━━ EXERCISE MATERIAL ━━

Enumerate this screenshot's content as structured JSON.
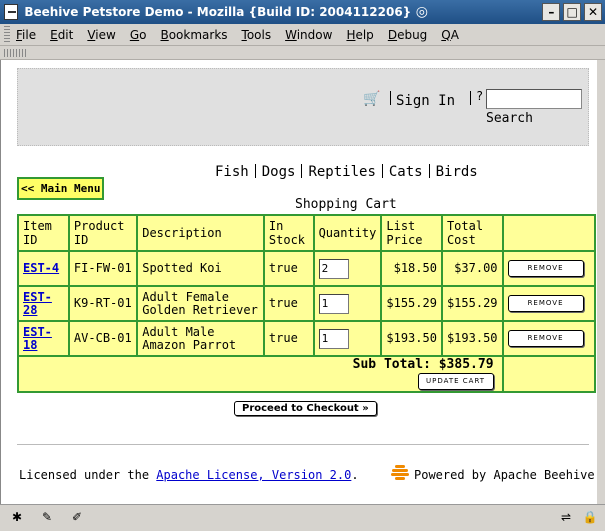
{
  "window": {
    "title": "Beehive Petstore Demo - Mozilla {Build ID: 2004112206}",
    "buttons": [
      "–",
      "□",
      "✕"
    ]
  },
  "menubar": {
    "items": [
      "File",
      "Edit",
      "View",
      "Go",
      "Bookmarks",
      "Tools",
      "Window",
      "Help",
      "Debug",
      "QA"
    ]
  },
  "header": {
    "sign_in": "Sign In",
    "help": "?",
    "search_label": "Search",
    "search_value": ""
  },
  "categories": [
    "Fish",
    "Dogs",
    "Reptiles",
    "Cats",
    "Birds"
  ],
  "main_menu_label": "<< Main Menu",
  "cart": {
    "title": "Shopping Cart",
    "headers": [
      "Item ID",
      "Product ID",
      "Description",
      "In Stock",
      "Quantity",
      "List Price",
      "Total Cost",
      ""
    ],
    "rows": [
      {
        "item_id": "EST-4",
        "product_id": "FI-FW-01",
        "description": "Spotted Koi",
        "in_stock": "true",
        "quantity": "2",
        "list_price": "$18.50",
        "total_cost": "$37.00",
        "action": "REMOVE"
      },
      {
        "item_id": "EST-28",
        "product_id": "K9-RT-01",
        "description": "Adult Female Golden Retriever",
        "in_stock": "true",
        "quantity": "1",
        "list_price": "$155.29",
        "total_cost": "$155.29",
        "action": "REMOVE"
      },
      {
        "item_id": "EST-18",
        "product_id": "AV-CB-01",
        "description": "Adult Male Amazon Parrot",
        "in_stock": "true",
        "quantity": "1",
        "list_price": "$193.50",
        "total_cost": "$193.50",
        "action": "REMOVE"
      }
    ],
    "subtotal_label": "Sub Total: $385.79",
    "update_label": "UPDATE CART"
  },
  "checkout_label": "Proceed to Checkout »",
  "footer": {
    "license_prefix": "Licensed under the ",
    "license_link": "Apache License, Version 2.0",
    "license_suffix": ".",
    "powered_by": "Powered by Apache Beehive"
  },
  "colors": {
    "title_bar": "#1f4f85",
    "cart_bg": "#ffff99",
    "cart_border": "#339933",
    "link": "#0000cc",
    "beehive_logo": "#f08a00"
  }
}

━━━
━━ EXERCISE MATERIAL ━━

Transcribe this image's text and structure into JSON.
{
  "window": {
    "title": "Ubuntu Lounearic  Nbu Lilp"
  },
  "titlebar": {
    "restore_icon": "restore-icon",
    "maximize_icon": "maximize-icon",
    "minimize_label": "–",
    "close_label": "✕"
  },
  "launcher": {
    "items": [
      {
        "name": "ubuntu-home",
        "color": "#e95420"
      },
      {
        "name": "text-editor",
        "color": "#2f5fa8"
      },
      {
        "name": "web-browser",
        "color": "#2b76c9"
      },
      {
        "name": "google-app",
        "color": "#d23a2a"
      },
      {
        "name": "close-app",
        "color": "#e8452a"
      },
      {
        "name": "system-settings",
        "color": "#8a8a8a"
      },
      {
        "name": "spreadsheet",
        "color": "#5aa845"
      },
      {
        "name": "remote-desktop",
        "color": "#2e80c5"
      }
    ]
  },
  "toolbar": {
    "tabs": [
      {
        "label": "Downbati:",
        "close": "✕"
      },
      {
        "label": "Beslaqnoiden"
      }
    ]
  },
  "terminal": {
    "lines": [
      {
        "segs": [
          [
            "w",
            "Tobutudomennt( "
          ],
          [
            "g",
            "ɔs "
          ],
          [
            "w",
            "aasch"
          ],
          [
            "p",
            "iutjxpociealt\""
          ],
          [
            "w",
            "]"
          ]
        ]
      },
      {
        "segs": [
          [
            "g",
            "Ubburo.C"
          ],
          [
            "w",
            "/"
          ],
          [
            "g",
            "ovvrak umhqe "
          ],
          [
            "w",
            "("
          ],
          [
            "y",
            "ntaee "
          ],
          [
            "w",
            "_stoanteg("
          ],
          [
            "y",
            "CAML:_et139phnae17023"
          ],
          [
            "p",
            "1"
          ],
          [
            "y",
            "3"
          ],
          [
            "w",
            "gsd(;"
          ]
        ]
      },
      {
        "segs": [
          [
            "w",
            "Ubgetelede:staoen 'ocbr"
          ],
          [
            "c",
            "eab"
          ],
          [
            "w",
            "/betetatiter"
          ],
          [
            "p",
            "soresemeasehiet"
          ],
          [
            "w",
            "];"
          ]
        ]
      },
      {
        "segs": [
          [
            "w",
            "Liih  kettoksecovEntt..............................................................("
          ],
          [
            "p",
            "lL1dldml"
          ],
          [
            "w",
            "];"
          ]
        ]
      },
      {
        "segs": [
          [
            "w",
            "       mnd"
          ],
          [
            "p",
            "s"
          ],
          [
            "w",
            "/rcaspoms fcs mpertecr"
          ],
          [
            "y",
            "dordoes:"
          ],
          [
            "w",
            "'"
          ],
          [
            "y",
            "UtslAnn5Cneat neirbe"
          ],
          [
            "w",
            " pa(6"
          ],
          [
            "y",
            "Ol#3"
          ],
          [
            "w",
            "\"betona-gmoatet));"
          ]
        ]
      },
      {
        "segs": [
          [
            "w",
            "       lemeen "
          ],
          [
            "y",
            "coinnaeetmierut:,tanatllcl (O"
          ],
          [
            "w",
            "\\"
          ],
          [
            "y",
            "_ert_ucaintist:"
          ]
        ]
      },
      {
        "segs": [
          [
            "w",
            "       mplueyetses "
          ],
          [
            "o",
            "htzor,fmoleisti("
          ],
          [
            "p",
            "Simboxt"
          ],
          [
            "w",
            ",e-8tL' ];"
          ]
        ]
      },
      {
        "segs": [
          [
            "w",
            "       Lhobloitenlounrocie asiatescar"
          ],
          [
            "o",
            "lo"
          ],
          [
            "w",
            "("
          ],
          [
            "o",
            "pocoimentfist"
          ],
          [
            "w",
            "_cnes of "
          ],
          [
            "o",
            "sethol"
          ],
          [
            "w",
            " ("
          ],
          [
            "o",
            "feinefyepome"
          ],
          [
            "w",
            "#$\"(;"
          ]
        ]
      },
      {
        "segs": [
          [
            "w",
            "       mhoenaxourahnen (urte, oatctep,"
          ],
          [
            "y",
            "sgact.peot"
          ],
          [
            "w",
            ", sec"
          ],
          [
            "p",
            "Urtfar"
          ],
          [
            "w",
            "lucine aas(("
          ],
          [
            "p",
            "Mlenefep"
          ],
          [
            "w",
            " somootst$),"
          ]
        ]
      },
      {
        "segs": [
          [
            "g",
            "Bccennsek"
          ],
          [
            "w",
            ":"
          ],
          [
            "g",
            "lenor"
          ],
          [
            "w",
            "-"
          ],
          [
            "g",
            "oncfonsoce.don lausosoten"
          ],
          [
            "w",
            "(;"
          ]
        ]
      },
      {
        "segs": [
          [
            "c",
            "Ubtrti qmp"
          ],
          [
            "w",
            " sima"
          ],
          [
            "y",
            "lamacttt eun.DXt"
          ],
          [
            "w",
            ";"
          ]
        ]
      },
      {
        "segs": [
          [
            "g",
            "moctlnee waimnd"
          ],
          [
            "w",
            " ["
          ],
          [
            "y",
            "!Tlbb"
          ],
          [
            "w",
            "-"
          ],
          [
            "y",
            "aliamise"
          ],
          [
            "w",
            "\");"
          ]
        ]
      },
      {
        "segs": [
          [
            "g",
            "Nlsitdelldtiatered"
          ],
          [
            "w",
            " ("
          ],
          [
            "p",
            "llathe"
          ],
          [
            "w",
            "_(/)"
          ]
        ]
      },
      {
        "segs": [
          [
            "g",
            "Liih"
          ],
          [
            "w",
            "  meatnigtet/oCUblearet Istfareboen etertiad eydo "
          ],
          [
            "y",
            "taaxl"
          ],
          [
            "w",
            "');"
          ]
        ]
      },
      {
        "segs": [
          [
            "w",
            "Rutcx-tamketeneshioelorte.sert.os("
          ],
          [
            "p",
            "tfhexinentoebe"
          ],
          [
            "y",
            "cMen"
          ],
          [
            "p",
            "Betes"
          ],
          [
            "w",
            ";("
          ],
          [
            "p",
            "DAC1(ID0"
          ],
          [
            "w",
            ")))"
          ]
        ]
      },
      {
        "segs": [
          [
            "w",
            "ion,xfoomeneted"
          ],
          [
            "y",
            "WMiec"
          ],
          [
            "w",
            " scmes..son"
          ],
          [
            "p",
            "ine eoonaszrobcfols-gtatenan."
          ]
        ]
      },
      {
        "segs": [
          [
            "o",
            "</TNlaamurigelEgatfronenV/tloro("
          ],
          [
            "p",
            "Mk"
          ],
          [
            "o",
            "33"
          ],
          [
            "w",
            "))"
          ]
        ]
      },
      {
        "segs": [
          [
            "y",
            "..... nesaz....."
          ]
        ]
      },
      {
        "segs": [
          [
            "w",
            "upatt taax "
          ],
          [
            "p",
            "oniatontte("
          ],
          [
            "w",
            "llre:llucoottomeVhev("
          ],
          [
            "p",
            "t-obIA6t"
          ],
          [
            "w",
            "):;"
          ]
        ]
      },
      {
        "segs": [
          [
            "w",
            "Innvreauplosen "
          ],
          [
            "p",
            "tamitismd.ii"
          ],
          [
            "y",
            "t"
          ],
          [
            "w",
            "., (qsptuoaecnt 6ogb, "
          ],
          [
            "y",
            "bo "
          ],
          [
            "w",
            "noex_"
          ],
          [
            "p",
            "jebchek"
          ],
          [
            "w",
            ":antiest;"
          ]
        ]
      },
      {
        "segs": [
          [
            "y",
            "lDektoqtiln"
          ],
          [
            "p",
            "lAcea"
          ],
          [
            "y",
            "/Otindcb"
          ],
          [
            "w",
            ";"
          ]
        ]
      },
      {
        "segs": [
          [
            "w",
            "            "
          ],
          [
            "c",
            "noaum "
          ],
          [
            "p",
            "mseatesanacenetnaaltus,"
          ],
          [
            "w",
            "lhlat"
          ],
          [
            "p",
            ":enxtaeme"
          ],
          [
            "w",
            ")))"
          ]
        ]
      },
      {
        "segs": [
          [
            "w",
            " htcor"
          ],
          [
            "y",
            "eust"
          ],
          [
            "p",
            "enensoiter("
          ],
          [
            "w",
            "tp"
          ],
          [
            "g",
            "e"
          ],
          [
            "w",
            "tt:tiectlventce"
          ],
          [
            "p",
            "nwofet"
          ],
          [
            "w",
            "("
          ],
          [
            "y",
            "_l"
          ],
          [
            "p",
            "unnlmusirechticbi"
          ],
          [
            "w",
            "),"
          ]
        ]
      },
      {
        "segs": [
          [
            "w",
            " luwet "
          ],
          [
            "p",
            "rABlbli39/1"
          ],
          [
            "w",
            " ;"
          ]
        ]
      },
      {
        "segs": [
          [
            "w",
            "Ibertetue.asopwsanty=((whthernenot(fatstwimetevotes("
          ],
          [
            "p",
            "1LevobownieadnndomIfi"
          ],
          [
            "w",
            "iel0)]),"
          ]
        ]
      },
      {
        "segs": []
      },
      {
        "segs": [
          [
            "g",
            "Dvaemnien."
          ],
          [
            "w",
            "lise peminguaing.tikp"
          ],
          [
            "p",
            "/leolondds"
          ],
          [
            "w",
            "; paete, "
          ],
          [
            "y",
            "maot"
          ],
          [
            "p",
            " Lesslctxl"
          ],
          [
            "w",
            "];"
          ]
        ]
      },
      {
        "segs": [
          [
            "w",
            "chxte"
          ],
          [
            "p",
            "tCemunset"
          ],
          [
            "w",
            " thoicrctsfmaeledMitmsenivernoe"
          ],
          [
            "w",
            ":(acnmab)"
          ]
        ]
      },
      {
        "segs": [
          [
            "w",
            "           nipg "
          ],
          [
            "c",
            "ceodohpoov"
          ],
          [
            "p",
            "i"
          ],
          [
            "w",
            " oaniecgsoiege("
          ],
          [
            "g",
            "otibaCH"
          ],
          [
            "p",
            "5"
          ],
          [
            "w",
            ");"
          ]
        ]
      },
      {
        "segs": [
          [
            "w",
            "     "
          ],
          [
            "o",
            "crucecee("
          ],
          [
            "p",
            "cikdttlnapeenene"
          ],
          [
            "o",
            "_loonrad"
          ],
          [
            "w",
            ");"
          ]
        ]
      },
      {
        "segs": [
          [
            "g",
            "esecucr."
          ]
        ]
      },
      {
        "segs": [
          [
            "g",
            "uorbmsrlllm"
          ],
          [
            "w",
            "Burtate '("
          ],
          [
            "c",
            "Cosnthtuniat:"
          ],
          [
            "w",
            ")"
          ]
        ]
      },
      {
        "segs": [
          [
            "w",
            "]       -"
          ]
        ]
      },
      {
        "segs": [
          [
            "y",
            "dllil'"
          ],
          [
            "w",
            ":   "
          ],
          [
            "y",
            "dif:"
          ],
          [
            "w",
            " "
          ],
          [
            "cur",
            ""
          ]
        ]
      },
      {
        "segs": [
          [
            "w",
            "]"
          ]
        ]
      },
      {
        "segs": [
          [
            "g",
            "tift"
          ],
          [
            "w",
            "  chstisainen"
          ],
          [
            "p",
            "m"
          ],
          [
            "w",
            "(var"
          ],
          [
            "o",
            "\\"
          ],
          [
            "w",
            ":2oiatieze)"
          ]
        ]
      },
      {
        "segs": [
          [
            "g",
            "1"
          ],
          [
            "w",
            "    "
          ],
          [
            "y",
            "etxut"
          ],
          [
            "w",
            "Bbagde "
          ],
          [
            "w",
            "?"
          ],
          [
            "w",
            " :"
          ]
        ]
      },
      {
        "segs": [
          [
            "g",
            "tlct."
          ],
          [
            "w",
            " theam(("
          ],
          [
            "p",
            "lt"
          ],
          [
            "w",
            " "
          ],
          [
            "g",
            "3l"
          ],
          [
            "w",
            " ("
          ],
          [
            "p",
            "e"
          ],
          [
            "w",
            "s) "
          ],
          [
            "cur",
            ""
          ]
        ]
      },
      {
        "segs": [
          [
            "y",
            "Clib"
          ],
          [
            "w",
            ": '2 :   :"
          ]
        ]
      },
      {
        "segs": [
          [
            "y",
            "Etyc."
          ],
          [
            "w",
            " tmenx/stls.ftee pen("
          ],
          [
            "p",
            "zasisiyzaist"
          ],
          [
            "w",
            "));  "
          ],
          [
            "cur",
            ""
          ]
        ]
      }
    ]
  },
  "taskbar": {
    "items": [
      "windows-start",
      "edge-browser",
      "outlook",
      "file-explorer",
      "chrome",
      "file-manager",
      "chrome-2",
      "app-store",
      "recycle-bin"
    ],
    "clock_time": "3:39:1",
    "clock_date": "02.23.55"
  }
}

━━━

### AIM OF THE TASK:
Your answer should be a single number: the count of lines that contain "name".

### CORRECT RESPONSE:
8